─── Supplied data ───

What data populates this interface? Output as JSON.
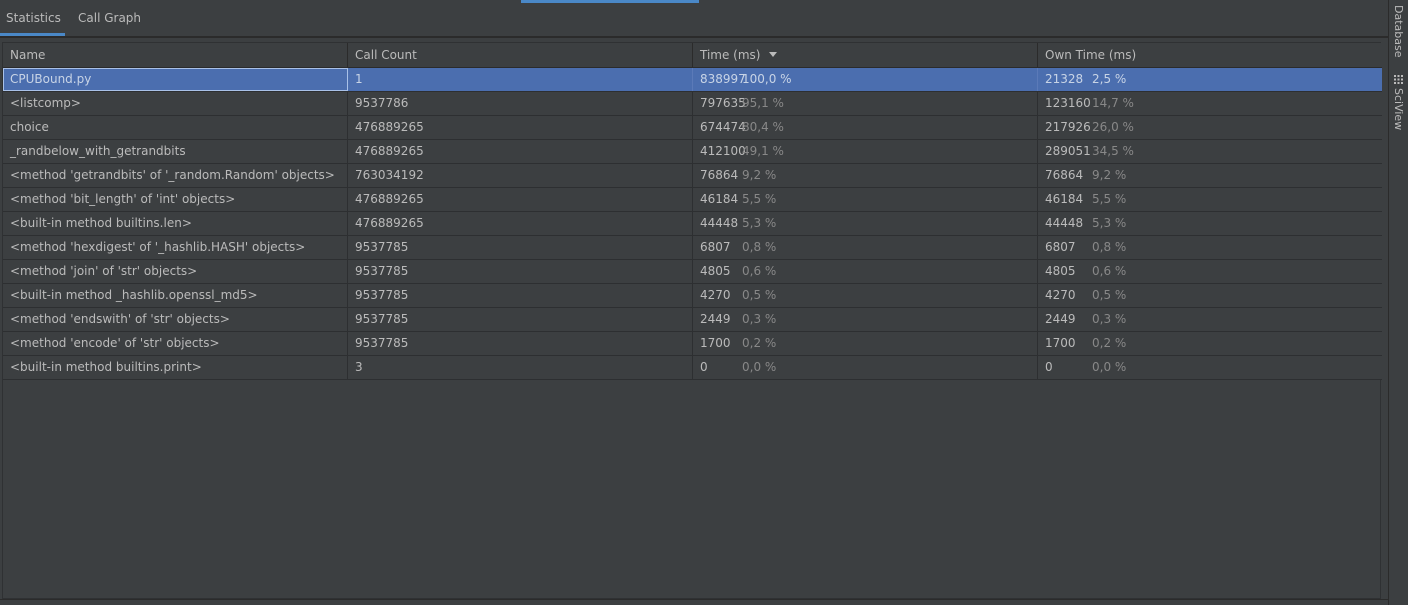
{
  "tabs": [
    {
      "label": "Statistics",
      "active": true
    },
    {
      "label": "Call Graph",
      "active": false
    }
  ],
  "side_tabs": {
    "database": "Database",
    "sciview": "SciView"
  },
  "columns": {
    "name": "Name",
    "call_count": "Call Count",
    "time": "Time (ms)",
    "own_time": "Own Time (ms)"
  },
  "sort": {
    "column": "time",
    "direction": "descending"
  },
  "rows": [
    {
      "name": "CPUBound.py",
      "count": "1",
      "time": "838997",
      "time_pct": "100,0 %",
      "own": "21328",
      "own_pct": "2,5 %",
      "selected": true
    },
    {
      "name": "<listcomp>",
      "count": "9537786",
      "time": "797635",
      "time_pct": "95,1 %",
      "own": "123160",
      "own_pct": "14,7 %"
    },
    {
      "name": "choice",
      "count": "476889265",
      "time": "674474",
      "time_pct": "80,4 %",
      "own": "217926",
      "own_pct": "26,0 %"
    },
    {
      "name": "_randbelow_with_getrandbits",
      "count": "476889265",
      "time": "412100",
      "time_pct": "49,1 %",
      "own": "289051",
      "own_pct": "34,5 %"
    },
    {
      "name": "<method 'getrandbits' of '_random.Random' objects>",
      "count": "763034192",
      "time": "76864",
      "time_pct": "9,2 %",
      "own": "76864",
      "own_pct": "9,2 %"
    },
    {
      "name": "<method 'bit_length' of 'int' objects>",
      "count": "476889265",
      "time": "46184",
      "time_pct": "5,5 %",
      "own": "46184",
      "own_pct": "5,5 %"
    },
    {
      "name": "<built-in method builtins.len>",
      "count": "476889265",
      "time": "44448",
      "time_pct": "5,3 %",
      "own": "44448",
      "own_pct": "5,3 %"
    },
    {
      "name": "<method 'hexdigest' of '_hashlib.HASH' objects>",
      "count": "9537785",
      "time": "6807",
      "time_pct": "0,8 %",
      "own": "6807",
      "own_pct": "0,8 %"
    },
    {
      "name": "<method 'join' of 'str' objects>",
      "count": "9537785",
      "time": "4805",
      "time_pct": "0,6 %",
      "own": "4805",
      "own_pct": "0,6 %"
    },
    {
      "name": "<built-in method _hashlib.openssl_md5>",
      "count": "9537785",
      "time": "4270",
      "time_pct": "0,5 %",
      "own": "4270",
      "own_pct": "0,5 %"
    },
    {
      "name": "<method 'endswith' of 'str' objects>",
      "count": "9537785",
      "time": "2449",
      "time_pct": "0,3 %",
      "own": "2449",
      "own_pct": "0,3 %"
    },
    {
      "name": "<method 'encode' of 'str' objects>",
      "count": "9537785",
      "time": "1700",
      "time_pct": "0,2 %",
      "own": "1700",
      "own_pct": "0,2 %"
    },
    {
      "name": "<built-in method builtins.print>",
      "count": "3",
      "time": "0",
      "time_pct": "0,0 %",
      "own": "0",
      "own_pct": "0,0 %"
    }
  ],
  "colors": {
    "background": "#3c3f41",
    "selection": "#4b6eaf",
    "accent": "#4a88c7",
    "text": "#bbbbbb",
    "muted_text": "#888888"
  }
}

───
─── Supplied data ───

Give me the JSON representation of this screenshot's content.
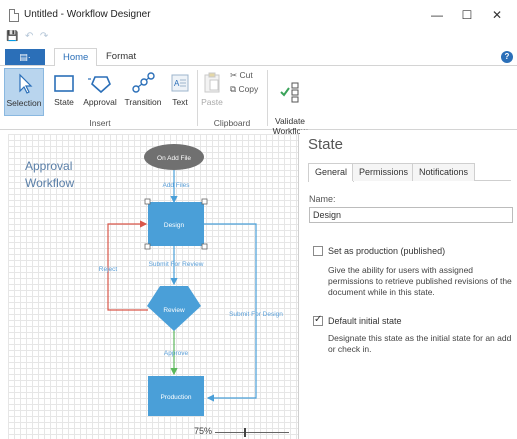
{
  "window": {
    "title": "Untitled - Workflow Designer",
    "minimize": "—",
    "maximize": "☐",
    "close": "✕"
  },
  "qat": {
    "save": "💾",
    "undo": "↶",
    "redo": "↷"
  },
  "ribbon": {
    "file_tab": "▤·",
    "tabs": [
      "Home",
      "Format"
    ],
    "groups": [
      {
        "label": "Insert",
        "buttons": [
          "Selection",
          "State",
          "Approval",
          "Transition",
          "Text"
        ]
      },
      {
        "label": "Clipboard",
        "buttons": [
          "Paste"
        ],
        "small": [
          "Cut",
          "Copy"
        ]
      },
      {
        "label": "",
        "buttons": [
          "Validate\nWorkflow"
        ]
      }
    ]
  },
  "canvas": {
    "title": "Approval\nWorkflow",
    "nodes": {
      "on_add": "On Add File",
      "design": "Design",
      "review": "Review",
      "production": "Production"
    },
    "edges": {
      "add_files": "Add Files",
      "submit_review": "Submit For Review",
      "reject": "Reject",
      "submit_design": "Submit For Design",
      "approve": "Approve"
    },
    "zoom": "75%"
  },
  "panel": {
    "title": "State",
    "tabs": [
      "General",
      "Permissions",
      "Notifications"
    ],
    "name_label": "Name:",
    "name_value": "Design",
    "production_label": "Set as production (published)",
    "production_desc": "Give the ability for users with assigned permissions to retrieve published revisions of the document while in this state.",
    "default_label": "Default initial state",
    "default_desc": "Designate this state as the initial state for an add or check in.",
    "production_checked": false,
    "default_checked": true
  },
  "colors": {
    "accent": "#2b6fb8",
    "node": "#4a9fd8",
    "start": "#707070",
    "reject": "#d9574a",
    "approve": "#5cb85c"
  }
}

───
─── Supplied data ───

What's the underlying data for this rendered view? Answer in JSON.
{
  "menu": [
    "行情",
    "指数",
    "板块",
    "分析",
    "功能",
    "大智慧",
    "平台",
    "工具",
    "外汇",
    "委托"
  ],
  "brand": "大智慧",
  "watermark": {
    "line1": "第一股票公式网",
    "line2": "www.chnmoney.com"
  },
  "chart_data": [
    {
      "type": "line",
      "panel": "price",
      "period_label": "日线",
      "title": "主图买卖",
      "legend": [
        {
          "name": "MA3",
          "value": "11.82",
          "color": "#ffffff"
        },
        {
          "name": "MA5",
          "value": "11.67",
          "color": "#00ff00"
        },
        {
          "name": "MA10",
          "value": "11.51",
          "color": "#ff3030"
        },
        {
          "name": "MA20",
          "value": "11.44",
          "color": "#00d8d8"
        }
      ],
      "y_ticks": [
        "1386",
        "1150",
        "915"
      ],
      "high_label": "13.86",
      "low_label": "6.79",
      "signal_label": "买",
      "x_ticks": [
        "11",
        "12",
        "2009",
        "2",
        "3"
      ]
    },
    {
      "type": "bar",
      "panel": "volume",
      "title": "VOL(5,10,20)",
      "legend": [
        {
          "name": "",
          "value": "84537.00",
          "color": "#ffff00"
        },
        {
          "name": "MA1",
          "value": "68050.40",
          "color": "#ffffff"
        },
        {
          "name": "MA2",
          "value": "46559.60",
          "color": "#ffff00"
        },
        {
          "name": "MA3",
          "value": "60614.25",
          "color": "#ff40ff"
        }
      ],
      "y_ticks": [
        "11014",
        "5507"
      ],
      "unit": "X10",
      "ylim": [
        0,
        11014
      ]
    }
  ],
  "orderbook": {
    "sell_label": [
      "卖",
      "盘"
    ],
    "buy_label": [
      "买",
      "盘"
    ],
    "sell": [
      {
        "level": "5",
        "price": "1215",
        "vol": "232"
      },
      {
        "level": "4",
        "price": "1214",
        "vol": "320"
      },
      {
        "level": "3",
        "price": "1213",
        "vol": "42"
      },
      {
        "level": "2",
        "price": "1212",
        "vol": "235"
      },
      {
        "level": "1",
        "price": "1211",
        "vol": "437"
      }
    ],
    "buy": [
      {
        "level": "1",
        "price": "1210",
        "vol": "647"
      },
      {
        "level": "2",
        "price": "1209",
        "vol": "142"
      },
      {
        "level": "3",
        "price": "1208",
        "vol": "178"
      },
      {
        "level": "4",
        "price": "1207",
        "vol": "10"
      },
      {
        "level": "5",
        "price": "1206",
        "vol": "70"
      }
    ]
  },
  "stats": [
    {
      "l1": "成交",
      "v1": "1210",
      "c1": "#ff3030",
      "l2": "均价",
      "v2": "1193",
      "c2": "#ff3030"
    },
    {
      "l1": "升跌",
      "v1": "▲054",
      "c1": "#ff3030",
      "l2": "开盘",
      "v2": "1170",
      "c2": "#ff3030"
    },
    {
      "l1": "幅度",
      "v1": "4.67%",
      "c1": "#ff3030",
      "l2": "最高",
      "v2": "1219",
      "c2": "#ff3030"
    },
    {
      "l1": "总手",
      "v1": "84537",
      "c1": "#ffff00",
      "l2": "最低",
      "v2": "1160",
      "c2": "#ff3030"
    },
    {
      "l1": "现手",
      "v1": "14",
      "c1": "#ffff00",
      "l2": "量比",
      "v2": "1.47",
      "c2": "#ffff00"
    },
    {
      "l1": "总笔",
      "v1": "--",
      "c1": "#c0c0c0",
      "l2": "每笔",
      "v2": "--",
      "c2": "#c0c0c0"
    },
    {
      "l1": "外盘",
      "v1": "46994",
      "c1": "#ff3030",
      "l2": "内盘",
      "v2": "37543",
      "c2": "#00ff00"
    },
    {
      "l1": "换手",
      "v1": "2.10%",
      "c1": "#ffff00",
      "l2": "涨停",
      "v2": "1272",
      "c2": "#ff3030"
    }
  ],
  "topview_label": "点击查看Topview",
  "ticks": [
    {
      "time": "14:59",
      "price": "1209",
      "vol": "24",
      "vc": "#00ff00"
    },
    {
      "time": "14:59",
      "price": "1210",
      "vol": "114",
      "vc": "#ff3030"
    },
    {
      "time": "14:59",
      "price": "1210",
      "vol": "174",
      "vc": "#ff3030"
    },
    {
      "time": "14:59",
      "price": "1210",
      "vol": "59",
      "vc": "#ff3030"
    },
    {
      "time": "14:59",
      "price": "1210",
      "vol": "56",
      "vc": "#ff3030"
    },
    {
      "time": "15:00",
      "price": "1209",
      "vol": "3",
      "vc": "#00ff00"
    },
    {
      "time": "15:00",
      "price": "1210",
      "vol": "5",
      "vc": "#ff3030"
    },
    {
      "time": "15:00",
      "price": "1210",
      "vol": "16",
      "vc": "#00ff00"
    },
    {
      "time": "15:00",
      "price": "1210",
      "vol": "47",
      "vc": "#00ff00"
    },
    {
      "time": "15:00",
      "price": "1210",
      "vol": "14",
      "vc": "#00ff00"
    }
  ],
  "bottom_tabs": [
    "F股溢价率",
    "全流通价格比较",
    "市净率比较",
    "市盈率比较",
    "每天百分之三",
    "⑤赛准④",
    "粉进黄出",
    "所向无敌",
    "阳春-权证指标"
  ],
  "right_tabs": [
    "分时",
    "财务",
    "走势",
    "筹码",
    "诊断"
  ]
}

───

- [The request] Count how many lines above include the word "Call" and answer with that figure only.

- [Worked solution] 2